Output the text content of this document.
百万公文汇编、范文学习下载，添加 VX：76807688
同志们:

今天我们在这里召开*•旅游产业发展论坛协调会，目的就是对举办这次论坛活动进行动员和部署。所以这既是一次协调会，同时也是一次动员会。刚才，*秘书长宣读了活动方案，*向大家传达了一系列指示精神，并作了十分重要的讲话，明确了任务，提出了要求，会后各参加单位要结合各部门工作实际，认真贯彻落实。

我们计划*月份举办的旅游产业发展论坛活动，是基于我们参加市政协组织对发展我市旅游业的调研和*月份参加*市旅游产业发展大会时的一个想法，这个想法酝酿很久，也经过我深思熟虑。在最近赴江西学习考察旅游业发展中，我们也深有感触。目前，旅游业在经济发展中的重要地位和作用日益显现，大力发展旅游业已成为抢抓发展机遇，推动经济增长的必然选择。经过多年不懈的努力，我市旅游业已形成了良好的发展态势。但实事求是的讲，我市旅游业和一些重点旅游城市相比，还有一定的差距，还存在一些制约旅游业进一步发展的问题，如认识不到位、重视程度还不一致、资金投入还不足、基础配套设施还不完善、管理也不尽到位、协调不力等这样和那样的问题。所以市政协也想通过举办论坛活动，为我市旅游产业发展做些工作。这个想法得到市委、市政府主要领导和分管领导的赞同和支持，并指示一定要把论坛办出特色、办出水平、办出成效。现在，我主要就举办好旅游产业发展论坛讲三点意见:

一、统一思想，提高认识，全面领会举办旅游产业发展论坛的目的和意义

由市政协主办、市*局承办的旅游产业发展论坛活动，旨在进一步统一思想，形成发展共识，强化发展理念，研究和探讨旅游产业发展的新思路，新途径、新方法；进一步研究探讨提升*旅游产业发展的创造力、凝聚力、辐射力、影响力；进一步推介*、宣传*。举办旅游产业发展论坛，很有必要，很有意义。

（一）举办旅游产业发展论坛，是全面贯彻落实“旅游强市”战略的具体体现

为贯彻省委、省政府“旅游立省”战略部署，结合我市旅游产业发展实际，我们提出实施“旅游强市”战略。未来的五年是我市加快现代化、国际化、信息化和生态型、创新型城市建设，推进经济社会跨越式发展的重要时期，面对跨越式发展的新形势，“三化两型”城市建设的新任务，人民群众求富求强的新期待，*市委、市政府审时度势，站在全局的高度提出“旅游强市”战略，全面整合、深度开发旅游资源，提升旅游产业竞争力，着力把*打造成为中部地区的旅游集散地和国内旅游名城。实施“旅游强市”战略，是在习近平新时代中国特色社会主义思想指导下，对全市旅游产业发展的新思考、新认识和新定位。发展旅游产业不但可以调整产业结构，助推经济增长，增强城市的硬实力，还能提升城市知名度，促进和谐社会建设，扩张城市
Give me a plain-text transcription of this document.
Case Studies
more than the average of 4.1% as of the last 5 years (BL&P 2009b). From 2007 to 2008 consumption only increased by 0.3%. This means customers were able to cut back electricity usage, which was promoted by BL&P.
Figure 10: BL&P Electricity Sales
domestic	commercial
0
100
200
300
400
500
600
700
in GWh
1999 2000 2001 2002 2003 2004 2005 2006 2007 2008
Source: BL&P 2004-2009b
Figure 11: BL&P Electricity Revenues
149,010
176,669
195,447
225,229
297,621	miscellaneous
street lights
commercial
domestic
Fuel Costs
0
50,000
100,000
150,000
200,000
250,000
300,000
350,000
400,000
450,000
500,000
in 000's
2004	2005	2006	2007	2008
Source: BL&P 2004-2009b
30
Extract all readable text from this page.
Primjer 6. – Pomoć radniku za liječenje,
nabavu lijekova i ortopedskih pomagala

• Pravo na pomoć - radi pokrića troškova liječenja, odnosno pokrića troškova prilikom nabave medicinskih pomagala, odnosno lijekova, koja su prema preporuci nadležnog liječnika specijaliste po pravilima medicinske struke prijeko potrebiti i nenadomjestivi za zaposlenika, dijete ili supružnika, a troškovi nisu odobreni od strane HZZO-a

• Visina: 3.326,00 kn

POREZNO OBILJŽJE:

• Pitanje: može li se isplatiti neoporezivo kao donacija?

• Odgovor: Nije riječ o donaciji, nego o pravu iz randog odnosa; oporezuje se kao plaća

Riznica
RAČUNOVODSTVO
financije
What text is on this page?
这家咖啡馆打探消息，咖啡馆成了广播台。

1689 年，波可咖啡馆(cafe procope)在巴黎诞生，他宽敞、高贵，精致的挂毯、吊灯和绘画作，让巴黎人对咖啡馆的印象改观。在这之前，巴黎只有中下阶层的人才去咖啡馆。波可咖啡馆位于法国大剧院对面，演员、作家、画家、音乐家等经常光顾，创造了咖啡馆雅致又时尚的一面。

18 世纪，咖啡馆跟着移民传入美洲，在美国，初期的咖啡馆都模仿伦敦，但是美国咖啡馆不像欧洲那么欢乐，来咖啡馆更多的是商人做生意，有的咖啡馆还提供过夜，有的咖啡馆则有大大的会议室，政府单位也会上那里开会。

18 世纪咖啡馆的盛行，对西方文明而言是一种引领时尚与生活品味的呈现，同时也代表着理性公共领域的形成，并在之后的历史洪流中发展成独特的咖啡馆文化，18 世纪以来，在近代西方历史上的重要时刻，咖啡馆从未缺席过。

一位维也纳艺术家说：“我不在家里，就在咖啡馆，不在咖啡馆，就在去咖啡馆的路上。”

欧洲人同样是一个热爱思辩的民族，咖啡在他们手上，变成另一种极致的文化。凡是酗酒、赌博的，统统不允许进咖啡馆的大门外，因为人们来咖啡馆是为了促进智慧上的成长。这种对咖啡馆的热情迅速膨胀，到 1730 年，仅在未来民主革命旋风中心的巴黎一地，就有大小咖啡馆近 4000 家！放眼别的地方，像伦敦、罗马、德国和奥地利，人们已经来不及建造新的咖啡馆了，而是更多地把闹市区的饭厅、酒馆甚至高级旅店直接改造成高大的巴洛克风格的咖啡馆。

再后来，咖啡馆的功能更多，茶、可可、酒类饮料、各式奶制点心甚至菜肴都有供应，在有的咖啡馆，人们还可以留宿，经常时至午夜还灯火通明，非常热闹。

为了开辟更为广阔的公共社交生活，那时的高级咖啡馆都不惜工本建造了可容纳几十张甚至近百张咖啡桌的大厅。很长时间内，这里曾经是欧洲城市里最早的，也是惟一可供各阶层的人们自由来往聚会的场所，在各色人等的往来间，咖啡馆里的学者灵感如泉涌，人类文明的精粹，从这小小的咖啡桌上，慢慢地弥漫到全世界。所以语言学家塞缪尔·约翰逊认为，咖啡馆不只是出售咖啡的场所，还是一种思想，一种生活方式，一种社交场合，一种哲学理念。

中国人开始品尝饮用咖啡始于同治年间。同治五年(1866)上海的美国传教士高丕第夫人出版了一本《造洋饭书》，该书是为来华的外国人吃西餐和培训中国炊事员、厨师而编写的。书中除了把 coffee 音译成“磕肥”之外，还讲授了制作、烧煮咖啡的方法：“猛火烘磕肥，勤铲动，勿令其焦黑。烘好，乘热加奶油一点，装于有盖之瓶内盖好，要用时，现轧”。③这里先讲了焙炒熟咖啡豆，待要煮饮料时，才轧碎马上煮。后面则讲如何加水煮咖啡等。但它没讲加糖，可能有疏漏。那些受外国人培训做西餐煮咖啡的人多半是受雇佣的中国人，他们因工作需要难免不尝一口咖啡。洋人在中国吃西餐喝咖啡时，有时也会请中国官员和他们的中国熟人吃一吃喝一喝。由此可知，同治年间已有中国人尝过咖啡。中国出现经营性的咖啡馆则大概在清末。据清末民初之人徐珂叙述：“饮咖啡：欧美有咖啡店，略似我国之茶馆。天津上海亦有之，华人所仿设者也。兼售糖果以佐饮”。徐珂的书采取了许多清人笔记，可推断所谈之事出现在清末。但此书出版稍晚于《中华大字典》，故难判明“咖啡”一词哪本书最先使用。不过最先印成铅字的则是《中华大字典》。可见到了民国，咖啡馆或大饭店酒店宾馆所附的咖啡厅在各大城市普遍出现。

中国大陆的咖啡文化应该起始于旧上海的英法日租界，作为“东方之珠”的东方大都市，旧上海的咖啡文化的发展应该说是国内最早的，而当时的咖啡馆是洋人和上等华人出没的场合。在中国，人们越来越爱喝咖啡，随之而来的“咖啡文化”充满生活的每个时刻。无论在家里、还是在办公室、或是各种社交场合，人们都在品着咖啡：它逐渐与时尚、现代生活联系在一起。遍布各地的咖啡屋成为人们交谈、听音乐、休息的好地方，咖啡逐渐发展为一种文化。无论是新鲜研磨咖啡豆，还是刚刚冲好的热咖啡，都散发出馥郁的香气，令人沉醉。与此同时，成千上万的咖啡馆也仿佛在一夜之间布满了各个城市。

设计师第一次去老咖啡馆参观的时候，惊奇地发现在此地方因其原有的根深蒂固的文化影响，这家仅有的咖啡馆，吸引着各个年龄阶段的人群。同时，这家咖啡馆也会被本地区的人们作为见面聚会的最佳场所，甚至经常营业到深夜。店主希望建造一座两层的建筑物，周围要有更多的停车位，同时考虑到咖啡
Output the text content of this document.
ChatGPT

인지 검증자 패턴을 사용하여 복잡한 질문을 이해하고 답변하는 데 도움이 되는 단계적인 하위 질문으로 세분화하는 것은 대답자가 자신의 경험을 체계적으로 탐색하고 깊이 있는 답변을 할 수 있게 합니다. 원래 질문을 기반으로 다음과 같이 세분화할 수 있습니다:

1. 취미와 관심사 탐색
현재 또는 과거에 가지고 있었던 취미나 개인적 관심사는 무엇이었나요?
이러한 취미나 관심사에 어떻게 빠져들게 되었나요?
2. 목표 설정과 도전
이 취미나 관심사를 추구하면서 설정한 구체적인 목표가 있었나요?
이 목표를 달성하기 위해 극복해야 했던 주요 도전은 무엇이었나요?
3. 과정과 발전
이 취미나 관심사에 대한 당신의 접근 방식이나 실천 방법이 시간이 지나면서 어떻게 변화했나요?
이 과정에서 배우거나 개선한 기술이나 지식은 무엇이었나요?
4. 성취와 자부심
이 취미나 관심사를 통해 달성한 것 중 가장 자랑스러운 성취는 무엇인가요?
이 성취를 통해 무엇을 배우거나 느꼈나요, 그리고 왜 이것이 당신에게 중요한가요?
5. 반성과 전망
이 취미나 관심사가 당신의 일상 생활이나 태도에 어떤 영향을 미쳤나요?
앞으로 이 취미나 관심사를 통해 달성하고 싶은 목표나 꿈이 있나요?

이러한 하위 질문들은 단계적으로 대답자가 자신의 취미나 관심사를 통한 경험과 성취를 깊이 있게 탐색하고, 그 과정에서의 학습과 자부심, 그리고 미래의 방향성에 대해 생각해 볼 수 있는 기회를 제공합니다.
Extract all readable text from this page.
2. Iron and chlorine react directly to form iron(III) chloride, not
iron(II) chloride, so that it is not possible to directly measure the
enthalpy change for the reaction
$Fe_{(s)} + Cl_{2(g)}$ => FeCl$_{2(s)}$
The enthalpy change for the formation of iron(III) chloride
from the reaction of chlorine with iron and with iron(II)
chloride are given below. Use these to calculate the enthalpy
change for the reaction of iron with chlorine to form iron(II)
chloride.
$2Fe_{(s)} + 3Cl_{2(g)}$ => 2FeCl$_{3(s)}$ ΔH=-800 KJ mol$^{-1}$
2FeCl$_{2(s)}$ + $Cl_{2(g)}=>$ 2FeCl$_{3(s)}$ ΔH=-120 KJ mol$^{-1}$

########

The problem: Check each line of the entries above for the word "旅游强市". List the ones that have it.

Exercise result:
（一）举办旅游产业发展论坛，是全面贯彻落实“旅游强市”战略的具体体现
为贯彻省委、省政府“旅游立省”战略部署，结合我市旅游产业发展实际，我们提出实施“旅游强市”战略。未来的五年是我市加快现代化、国际化、信息化和生态型、创新型城市建设，推进经济社会跨越式发展的重要时期，面对跨越式发展的新形势，“三化两型”城市建设的新任务，人民群众求富求强的新期待，*市委、市政府审时度势，站在全局的高度提出“旅游强市”战略，全面整合、深度开发旅游资源，提升旅游产业竞争力，着力把*打造成为中部地区的旅游集散地和国内旅游名城。实施“旅游强市”战略，是在习近平新时代中国特色社会主义思想指导下，对全市旅游产业发展的新思考、新认识和新定位。发展旅游产业不但可以调整产业结构，助推经济增长，增强城市的硬实力，还能提升城市知名度，促进和谐社会建设，扩张城市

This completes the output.